Document page records:

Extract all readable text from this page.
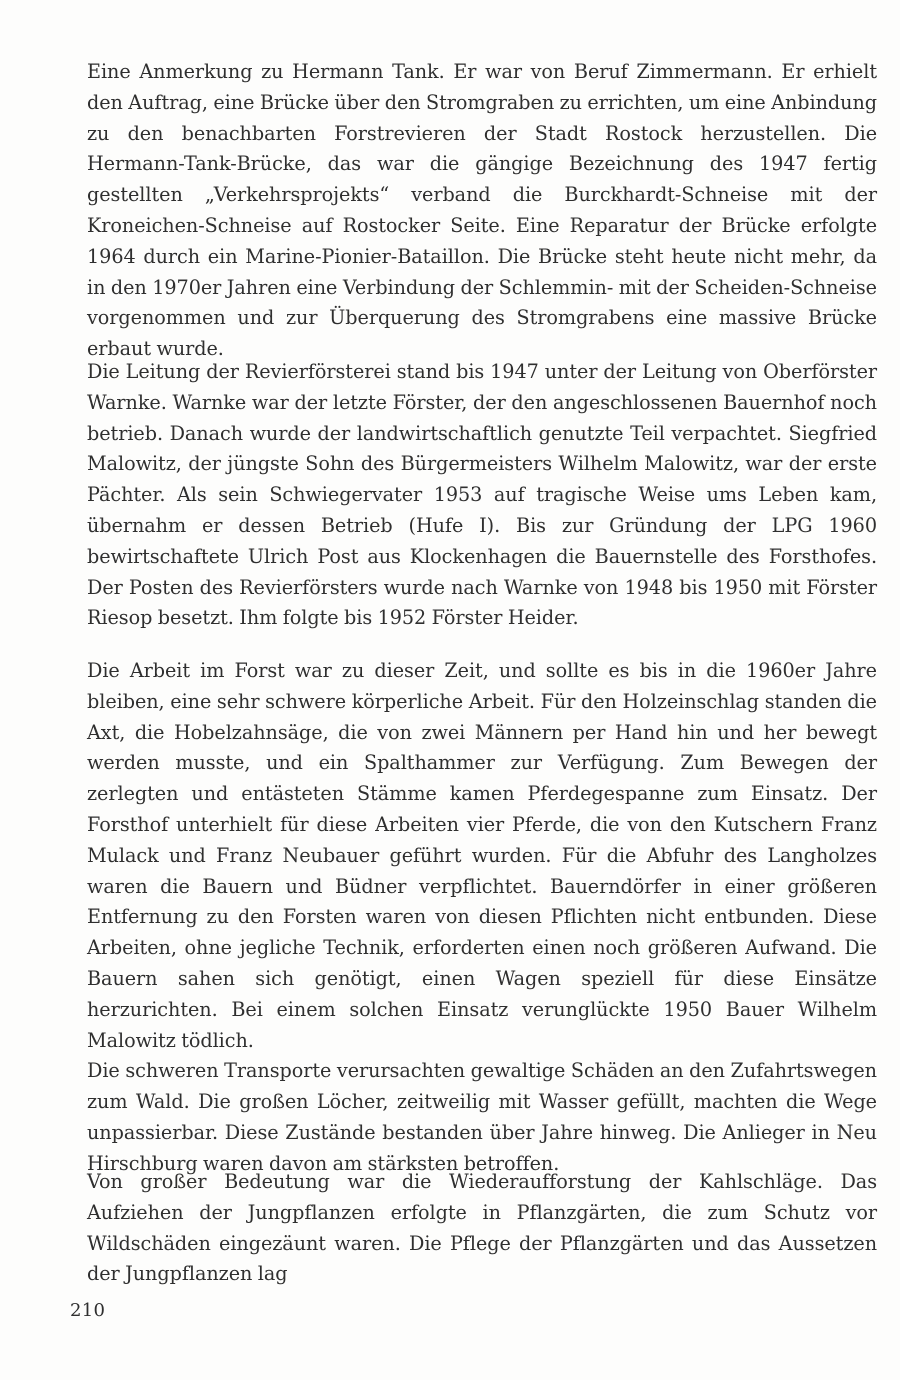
Eine Anmerkung zu Hermann Tank. Er war von Beruf Zimmermann. Er erhielt den Auftrag, eine Brücke über den Stromgraben zu errichten, um eine Anbindung zu den benachbarten Forstrevieren der Stadt Rostock herzustellen. Die Hermann-Tank-Brücke, das war die gängige Bezeichnung des 1947 fertig gestellten „Verkehrsprojekts“ verband die Burckhardt-Schneise mit der Kroneichen-Schneise auf Rostocker Seite. Eine Reparatur der Brücke erfolgte 1964 durch ein Marine-Pionier-Bataillon. Die Brücke steht heute nicht mehr, da in den 1970er Jahren eine Verbindung der Schlemmin- mit der Scheiden-Schneise vorgenommen und zur Überquerung des Stromgrabens eine massive Brücke erbaut wurde.

Die Leitung der Revierförsterei stand bis 1947 unter der Leitung von Oberförster Warnke. Warnke war der letzte Förster, der den angeschlossenen Bauernhof noch betrieb. Danach wurde der landwirtschaftlich genutzte Teil verpachtet. Siegfried Malowitz, der jüngste Sohn des Bürgermeisters Wilhelm Malowitz, war der erste Pächter. Als sein Schwiegervater 1953 auf tragische Weise ums Leben kam, übernahm er dessen Betrieb (Hufe I). Bis zur Gründung der LPG 1960 bewirtschaftete Ulrich Post aus Klockenhagen die Bauernstelle des Forsthofes. Der Posten des Revierförsters wurde nach Warnke von 1948 bis 1950 mit Förster Riesop besetzt. Ihm folgte bis 1952 Förster Heider.

Die Arbeit im Forst war zu dieser Zeit, und sollte es bis in die 1960er Jahre bleiben, eine sehr schwere körperliche Arbeit. Für den Holzeinschlag standen die Axt, die Hobelzahnsäge, die von zwei Männern per Hand hin und her bewegt werden musste, und ein Spalthammer zur Verfügung. Zum Bewegen der zerlegten und entästeten Stämme kamen Pferdegespanne zum Einsatz. Der Forsthof unterhielt für diese Arbeiten vier Pferde, die von den Kutschern Franz Mulack und Franz Neubauer geführt wurden. Für die Abfuhr des Langholzes waren die Bauern und Büdner verpflichtet. Bauerndörfer in einer größeren Entfernung zu den Forsten waren von diesen Pflichten nicht entbunden. Diese Arbeiten, ohne jegliche Technik, erforderten einen noch größeren Aufwand. Die Bauern sahen sich genötigt, einen Wagen speziell für diese Einsätze herzurichten. Bei einem solchen Einsatz verunglückte 1950 Bauer Wilhelm Malowitz tödlich.

Die schweren Transporte verursachten gewaltige Schäden an den Zufahrtswegen zum Wald. Die großen Löcher, zeitweilig mit Wasser gefüllt, machten die Wege unpassierbar. Diese Zustände bestanden über Jahre hinweg. Die Anlieger in Neu Hirschburg waren davon am stärksten betroffen.

Von großer Bedeutung war die Wiederaufforstung der Kahlschläge. Das Aufziehen der Jungpflanzen erfolgte in Pflanzgärten, die zum Schutz vor Wildschäden eingezäunt waren. Die Pflege der Pflanzgärten und das Aussetzen der Jungpflanzen lag

210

> [AIM OF THE EXERCISE]: Output all data exactly, omitting images.

> [RESPONSE]:
Extract all readable text from this page.
Eine Anmerkung zu Hermann Tank. Er war von Beruf Zimmermann. Er erhielt den Auftrag, eine Brücke über den Stromgraben zu errichten, um eine Anbindung zu den benachbarten Forstrevieren der Stadt Rostock herzustellen. Die Hermann-Tank-Brücke, das war die gängige Bezeichnung des 1947 fertig gestellten „Verkehrsprojekts“ verband die Burckhardt-Schneise mit der Kroneichen-Schneise auf Rostocker Seite. Eine Reparatur der Brücke erfolgte 1964 durch ein Marine-Pionier-Bataillon. Die Brücke steht heute nicht mehr, da in den 1970er Jahren eine Verbindung der Schlemmin- mit der Scheiden-Schneise vorgenommen und zur Überquerung des Stromgrabens eine massive Brücke erbaut wurde.

Die Leitung der Revierförsterei stand bis 1947 unter der Leitung von Oberförster Warnke. Warnke war der letzte Förster, der den angeschlossenen Bauernhof noch betrieb. Danach wurde der landwirtschaftlich genutzte Teil verpachtet. Siegfried Malowitz, der jüngste Sohn des Bürgermeisters Wilhelm Malowitz, war der erste Pächter. Als sein Schwiegervater 1953 auf tragische Weise ums Leben kam, übernahm er dessen Betrieb (Hufe I). Bis zur Gründung der LPG 1960 bewirtschaftete Ulrich Post aus Klockenhagen die Bauernstelle des Forsthofes. Der Posten des Revierförsters wurde nach Warnke von 1948 bis 1950 mit Förster Riesop besetzt. Ihm folgte bis 1952 Förster Heider.

Die Arbeit im Forst war zu dieser Zeit, und sollte es bis in die 1960er Jahre bleiben, eine sehr schwere körperliche Arbeit. Für den Holzeinschlag standen die Axt, die Hobelzahnsäge, die von zwei Männern per Hand hin und her bewegt werden musste, und ein Spalthammer zur Verfügung. Zum Bewegen der zerlegten und entästeten Stämme kamen Pferdegespanne zum Einsatz. Der Forsthof unterhielt für diese Arbeiten vier Pferde, die von den Kutschern Franz Mulack und Franz Neubauer geführt wurden. Für die Abfuhr des Langholzes waren die Bauern und Büdner verpflichtet. Bauerndörfer in einer größeren Entfernung zu den Forsten waren von diesen Pflichten nicht entbunden. Diese Arbeiten, ohne jegliche Technik, erforderten einen noch größeren Aufwand. Die Bauern sahen sich genötigt, einen Wagen speziell für diese Einsätze herzurichten. Bei einem solchen Einsatz verunglückte 1950 Bauer Wilhelm Malowitz tödlich.

Die schweren Transporte verursachten gewaltige Schäden an den Zufahrtswegen zum Wald. Die großen Löcher, zeitweilig mit Wasser gefüllt, machten die Wege unpassierbar. Diese Zustände bestanden über Jahre hinweg. Die Anlieger in Neu Hirschburg waren davon am stärksten betroffen.

Von großer Bedeutung war die Wiederaufforstung der Kahlschläge. Das Aufziehen der Jungpflanzen erfolgte in Pflanzgärten, die zum Schutz vor Wildschäden eingezäunt waren. Die Pflege der Pflanzgärten und das Aussetzen der Jungpflanzen lag

210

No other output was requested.